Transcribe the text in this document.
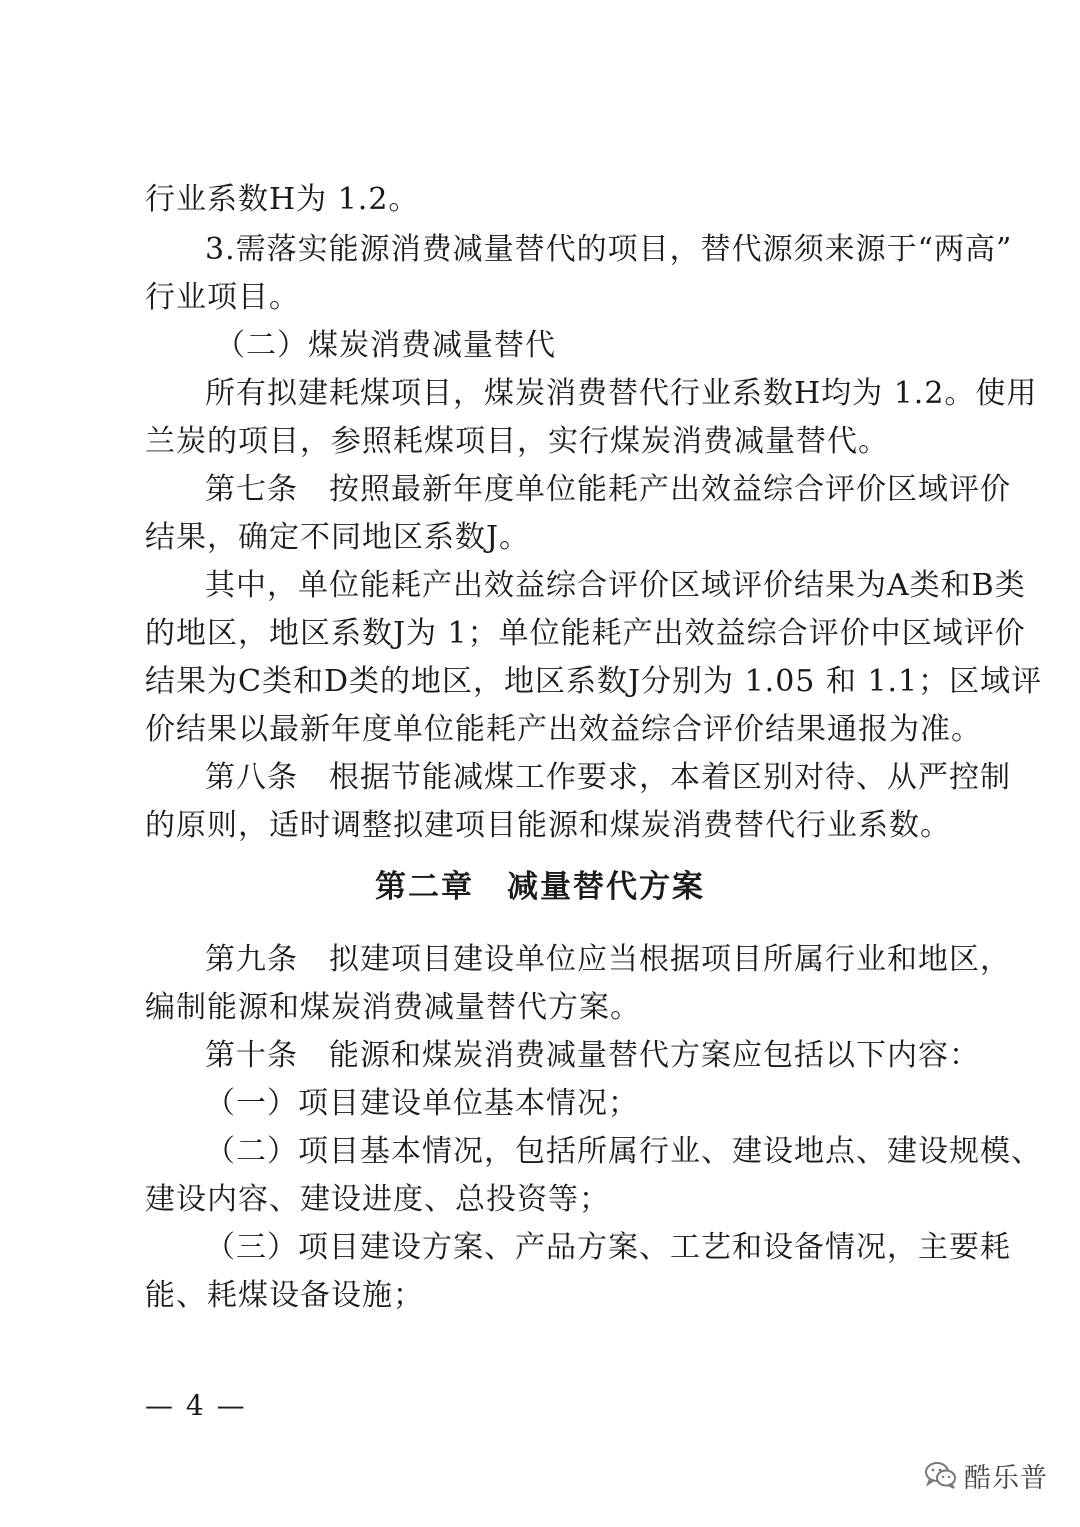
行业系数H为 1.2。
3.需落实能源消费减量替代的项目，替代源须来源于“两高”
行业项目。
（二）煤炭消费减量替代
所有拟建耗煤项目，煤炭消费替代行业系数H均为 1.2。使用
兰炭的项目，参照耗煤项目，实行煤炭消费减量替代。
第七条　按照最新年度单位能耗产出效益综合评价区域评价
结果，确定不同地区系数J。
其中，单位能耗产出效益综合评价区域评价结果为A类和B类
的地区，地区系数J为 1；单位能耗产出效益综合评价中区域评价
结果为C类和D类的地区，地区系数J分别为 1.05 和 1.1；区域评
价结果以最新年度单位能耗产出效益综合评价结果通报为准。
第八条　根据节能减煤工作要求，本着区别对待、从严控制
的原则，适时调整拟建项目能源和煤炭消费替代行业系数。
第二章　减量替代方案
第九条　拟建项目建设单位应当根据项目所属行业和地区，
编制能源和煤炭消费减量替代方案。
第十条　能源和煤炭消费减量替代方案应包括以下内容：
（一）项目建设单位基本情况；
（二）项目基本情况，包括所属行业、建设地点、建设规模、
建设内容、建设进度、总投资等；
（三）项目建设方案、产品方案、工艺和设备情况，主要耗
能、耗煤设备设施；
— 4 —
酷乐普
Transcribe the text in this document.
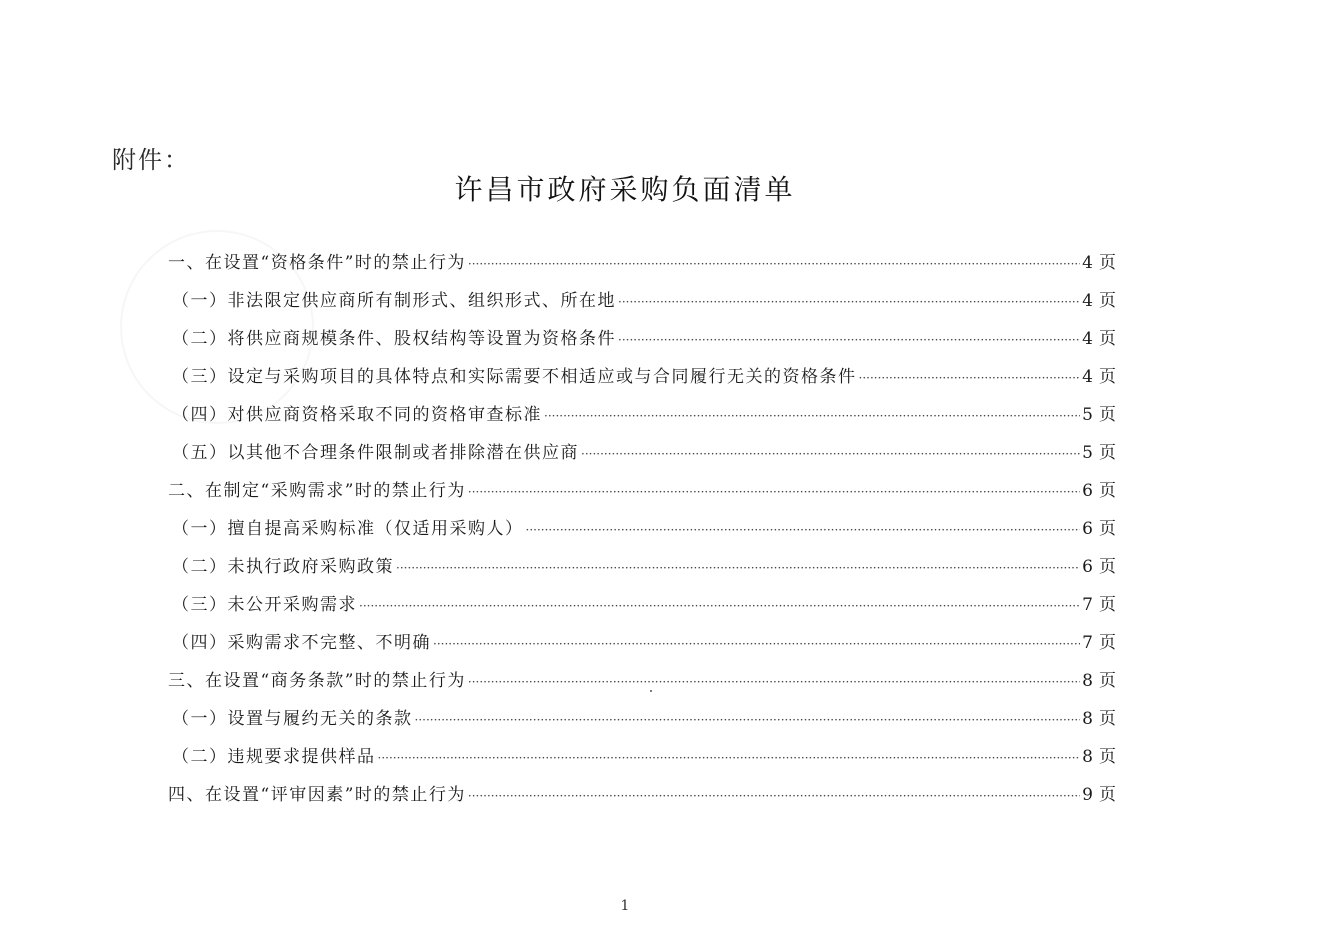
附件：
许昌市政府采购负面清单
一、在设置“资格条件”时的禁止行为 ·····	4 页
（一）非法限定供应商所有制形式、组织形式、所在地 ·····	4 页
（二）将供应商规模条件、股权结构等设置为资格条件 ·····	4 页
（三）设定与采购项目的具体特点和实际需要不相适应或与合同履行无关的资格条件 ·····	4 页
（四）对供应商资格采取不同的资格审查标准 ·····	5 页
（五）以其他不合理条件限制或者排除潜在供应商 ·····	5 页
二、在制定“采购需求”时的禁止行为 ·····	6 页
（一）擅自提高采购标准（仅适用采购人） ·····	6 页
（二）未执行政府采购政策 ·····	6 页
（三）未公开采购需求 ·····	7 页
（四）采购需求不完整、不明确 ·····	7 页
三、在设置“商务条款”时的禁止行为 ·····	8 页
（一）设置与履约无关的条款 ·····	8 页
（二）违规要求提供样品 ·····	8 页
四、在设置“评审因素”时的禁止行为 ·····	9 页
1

EXERCISE -
In the copy, include all records verbatim but no images.

RESPONSE TO THE EXERCISE -
Transcribe the text in this document.
行业系数H为 1.2。
3.需落实能源消费减量替代的项目，替代源须来源于“两高”
行业项目。
（二）煤炭消费减量替代
所有拟建耗煤项目，煤炭消费替代行业系数H均为 1.2。使用
兰炭的项目，参照耗煤项目，实行煤炭消费减量替代。
第七条　按照最新年度单位能耗产出效益综合评价区域评价
结果，确定不同地区系数J。
其中，单位能耗产出效益综合评价区域评价结果为A类和B类
的地区，地区系数J为 1；单位能耗产出效益综合评价中区域评价
结果为C类和D类的地区，地区系数J分别为 1.05 和 1.1；区域评
价结果以最新年度单位能耗产出效益综合评价结果通报为准。
第八条　根据节能减煤工作要求，本着区别对待、从严控制
的原则，适时调整拟建项目能源和煤炭消费替代行业系数。
第二章　减量替代方案
第九条　拟建项目建设单位应当根据项目所属行业和地区，
编制能源和煤炭消费减量替代方案。
第十条　能源和煤炭消费减量替代方案应包括以下内容：
（一）项目建设单位基本情况；
（二）项目基本情况，包括所属行业、建设地点、建设规模、
建设内容、建设进度、总投资等；
（三）项目建设方案、产品方案、工艺和设备情况，主要耗
能、耗煤设备设施；
— 4 —
酷乐普
Transcribe the text in this document.
附件：
许昌市政府采购负面清单
一、在设置“资格条件”时的禁止行为 ·····	4 页
（一）非法限定供应商所有制形式、组织形式、所在地 ·····	4 页
（二）将供应商规模条件、股权结构等设置为资格条件 ·····	4 页
（三）设定与采购项目的具体特点和实际需要不相适应或与合同履行无关的资格条件 ·····	4 页
（四）对供应商资格采取不同的资格审查标准 ·····	5 页
（五）以其他不合理条件限制或者排除潜在供应商 ·····	5 页
二、在制定“采购需求”时的禁止行为 ·····	6 页
（一）擅自提高采购标准（仅适用采购人） ·····	6 页
（二）未执行政府采购政策 ·····	6 页
（三）未公开采购需求 ·····	7 页
（四）采购需求不完整、不明确 ·····	7 页
三、在设置“商务条款”时的禁止行为 ·····	8 页
（一）设置与履约无关的条款 ·····	8 页
（二）违规要求提供样品 ·····	8 页
四、在设置“评审因素”时的禁止行为 ·····	9 页
1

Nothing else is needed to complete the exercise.